Instructions for the task >>
What you return should be the line containing "Read this page and output its text content." and each line after it to the end of the records, copied exactly.

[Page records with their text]
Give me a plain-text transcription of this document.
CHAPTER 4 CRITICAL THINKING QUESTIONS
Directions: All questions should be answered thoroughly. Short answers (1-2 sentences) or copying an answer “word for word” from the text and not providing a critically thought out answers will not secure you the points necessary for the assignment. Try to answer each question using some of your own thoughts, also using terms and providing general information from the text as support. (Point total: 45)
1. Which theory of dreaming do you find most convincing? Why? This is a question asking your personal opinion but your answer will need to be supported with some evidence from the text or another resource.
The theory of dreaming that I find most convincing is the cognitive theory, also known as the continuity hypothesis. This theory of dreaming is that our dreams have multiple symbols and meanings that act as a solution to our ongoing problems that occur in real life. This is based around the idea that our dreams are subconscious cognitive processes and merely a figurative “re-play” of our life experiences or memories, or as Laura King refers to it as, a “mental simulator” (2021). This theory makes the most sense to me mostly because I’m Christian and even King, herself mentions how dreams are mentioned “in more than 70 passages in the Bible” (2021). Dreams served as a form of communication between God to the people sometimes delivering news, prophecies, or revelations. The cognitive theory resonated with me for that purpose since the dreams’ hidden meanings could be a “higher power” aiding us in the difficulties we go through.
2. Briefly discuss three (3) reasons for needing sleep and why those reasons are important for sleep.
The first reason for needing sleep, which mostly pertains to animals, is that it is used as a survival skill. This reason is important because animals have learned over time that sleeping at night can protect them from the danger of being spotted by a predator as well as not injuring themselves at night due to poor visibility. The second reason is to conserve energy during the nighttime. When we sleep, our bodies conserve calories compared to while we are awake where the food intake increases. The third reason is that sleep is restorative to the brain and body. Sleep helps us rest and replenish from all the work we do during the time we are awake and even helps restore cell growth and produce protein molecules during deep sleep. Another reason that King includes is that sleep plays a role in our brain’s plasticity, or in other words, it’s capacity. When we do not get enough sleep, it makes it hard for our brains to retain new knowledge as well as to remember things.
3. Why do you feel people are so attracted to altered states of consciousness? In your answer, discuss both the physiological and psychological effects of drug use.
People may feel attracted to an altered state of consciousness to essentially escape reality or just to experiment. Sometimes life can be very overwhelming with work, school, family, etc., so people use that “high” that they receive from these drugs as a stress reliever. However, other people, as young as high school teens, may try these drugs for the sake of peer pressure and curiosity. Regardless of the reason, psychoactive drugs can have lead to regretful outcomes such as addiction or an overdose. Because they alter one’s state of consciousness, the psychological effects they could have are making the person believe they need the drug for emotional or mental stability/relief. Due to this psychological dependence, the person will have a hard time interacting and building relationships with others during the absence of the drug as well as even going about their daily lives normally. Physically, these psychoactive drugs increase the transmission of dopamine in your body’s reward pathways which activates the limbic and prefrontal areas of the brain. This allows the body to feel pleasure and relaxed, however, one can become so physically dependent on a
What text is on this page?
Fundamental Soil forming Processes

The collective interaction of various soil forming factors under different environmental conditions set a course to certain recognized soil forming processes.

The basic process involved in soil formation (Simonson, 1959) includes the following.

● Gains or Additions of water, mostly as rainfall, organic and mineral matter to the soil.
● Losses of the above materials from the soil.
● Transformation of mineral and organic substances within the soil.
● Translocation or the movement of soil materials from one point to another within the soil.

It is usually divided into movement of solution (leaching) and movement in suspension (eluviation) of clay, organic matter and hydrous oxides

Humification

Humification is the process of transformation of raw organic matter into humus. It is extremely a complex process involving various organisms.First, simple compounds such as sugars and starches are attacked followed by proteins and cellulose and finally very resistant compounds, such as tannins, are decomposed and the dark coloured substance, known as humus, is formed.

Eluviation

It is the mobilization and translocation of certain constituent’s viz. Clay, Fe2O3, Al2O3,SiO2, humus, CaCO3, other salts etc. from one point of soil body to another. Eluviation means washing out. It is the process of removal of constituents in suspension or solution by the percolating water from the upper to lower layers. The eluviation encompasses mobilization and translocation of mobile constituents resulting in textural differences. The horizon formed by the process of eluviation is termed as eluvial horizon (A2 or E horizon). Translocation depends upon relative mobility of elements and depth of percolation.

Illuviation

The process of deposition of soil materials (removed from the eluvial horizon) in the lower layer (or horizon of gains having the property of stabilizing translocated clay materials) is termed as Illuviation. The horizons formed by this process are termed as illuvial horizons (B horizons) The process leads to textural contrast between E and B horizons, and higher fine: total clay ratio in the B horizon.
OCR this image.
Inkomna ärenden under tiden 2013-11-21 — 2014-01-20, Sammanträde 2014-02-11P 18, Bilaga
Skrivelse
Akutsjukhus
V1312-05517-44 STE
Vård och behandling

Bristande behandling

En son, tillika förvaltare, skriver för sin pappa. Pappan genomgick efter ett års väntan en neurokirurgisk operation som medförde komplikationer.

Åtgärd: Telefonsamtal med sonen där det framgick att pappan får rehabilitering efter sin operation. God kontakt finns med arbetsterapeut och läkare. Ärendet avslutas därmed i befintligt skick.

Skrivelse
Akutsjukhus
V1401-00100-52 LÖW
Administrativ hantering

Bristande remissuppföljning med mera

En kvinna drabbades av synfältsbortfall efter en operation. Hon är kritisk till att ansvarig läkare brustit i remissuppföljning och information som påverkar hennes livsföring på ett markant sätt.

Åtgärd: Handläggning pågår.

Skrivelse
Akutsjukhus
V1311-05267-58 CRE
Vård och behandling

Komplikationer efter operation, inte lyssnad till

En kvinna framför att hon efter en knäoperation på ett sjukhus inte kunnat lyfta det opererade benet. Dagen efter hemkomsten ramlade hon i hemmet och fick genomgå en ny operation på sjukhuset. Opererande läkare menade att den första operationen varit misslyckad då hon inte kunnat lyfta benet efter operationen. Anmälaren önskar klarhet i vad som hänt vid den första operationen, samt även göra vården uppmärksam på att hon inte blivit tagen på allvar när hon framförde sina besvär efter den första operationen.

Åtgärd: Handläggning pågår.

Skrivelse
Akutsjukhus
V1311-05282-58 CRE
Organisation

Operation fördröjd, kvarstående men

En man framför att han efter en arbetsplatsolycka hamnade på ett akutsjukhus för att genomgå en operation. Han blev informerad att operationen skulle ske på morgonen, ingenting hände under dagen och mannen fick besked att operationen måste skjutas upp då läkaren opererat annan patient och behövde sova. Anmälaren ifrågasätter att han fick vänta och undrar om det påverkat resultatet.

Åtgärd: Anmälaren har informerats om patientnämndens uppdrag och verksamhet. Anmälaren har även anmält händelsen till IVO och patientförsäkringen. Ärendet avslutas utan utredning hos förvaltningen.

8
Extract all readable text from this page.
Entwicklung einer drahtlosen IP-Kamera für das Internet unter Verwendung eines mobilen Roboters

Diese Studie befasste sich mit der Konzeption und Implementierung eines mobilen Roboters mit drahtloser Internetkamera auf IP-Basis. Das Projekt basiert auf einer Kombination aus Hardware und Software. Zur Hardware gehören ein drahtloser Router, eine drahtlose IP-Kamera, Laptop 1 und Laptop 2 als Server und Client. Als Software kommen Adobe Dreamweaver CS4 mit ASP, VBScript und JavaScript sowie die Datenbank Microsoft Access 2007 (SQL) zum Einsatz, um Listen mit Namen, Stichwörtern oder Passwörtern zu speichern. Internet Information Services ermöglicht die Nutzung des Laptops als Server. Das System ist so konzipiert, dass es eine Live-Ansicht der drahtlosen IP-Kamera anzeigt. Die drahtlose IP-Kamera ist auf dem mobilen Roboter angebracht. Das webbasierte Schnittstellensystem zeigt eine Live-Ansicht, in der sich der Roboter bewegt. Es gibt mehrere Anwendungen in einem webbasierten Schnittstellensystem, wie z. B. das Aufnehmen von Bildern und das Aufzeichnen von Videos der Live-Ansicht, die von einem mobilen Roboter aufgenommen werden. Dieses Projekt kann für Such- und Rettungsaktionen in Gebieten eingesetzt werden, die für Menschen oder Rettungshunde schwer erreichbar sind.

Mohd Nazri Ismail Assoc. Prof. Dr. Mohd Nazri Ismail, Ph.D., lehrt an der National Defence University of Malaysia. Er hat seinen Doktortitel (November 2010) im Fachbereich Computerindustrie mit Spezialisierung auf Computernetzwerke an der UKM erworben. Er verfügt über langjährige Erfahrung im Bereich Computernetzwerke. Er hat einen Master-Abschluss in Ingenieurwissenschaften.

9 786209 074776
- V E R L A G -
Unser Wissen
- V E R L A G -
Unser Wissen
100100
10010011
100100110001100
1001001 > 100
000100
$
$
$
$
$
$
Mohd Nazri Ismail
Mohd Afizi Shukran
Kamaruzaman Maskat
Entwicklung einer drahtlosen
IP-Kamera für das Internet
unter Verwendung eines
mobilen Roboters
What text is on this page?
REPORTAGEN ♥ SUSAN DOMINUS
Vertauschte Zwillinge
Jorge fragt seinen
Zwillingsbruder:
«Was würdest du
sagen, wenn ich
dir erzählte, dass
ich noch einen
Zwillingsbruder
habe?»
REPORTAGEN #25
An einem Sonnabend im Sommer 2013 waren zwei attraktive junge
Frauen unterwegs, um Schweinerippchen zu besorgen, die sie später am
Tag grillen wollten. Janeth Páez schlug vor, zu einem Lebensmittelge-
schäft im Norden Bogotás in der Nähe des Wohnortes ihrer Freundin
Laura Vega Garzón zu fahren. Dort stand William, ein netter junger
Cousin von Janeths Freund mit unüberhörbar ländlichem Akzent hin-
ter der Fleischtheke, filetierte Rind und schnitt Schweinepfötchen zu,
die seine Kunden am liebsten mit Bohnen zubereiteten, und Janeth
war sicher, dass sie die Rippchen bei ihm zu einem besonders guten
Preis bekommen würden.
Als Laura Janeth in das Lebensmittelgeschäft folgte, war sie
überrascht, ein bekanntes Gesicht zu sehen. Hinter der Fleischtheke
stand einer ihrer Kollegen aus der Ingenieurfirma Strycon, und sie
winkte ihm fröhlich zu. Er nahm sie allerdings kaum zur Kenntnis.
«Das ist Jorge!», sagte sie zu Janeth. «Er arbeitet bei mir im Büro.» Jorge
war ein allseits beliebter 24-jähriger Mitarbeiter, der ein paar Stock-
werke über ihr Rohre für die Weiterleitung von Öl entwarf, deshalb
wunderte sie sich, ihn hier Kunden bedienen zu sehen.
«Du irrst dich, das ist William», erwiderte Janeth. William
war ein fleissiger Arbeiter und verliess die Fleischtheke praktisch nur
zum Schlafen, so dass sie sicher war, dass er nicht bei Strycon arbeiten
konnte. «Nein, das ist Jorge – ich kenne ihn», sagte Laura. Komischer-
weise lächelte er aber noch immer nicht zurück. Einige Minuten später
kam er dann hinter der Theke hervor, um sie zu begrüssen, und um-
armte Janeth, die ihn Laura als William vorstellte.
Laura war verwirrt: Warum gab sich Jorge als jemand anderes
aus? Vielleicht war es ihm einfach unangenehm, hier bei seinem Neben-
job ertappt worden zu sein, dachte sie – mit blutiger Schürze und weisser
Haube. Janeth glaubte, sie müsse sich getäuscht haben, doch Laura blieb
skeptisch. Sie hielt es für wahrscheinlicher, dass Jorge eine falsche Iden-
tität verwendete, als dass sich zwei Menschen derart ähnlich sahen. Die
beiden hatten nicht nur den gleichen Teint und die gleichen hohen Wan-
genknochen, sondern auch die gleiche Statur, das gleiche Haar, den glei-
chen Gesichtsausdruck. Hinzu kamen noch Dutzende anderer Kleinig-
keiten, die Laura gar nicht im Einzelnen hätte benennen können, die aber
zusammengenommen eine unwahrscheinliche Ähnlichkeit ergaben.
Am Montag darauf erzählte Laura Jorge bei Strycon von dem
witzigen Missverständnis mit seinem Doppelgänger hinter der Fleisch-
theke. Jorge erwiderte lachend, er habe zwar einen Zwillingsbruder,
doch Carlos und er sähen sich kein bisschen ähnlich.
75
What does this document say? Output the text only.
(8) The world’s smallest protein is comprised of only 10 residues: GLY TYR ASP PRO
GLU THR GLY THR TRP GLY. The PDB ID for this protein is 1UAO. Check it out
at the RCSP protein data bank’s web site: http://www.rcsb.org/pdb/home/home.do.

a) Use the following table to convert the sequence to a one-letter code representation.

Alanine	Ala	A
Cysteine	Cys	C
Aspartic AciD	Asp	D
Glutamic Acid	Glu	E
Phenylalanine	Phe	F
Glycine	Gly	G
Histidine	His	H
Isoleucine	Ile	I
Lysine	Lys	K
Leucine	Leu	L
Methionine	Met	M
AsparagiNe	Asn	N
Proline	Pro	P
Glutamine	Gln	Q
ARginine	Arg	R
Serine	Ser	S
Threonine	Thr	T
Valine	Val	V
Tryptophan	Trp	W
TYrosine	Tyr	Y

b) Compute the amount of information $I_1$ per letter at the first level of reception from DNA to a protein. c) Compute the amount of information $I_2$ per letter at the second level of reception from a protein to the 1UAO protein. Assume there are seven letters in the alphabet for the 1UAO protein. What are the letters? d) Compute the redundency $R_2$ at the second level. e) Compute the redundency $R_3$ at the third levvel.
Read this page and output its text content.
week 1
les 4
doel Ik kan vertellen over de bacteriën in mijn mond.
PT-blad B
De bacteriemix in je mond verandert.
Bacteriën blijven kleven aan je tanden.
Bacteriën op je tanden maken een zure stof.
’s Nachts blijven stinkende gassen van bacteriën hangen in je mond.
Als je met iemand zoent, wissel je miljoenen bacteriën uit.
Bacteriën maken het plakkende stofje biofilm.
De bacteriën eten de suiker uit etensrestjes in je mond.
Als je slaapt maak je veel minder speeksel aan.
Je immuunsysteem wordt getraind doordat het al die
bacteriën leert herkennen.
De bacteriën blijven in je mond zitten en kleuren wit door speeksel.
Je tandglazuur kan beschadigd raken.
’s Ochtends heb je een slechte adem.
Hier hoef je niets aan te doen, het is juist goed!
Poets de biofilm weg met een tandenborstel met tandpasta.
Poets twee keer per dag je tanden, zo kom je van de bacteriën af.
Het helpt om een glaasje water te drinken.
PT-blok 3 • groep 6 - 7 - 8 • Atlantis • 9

Your response >>
Read this page and output its text content.
week 1
les 4
doel Ik kan vertellen over de bacteriën in mijn mond.
PT-blad B
De bacteriemix in je mond verandert.
Bacteriën blijven kleven aan je tanden.
Bacteriën op je tanden maken een zure stof.
’s Nachts blijven stinkende gassen van bacteriën hangen in je mond.
Als je met iemand zoent, wissel je miljoenen bacteriën uit.
Bacteriën maken het plakkende stofje biofilm.
De bacteriën eten de suiker uit etensrestjes in je mond.
Als je slaapt maak je veel minder speeksel aan.
Je immuunsysteem wordt getraind doordat het al die
bacteriën leert herkennen.
De bacteriën blijven in je mond zitten en kleuren wit door speeksel.
Je tandglazuur kan beschadigd raken.
’s Ochtends heb je een slechte adem.
Hier hoef je niets aan te doen, het is juist goed!
Poets de biofilm weg met een tandenborstel met tandpasta.
Poets twee keer per dag je tanden, zo kom je van de bacteriën af.
Het helpt om een glaasje water te drinken.
PT-blok 3 • groep 6 - 7 - 8 • Atlantis • 9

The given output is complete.